▶ [WHAT YOU ARE ASKED TO DO]: Report only how many lines hold the word "fechas".

▶ [STORED RECORDS]:
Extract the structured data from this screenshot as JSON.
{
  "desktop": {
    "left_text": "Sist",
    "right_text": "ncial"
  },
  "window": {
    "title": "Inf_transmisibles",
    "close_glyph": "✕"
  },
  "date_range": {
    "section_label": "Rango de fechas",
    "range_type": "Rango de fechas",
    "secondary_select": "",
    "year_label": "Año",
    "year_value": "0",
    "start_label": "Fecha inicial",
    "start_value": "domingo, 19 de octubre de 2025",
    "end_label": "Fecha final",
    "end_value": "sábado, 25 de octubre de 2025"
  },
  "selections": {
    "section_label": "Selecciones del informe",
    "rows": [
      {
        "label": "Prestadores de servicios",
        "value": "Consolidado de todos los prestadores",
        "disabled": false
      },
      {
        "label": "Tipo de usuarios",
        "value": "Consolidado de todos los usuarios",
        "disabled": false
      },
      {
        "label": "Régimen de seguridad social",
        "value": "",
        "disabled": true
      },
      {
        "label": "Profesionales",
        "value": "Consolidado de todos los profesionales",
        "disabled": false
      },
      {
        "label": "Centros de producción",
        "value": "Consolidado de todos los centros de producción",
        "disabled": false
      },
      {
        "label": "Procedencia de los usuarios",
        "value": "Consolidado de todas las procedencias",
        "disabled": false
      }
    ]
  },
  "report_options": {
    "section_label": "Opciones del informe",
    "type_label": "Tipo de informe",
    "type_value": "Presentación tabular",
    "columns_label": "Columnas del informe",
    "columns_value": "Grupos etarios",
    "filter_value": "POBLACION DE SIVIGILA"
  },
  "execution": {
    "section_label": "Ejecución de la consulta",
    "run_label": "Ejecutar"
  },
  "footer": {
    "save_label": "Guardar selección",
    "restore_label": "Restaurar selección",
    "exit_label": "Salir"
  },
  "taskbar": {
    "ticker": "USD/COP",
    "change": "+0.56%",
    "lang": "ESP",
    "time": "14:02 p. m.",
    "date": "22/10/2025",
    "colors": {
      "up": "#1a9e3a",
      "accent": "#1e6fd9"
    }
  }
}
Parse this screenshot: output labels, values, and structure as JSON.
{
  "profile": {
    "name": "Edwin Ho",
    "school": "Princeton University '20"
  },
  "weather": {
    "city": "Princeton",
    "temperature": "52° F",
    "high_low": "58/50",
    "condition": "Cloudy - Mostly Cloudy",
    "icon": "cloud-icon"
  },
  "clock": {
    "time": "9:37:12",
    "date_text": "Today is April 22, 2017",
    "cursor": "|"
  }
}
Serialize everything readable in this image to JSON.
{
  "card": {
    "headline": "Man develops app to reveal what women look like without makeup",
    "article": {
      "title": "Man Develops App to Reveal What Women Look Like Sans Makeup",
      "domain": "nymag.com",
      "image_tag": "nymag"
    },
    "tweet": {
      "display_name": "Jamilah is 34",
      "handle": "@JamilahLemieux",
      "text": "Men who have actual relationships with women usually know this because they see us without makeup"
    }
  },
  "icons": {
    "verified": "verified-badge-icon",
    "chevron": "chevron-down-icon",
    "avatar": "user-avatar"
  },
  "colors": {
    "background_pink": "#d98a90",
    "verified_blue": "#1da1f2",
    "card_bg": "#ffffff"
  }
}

▶ [THE REPLY]: 2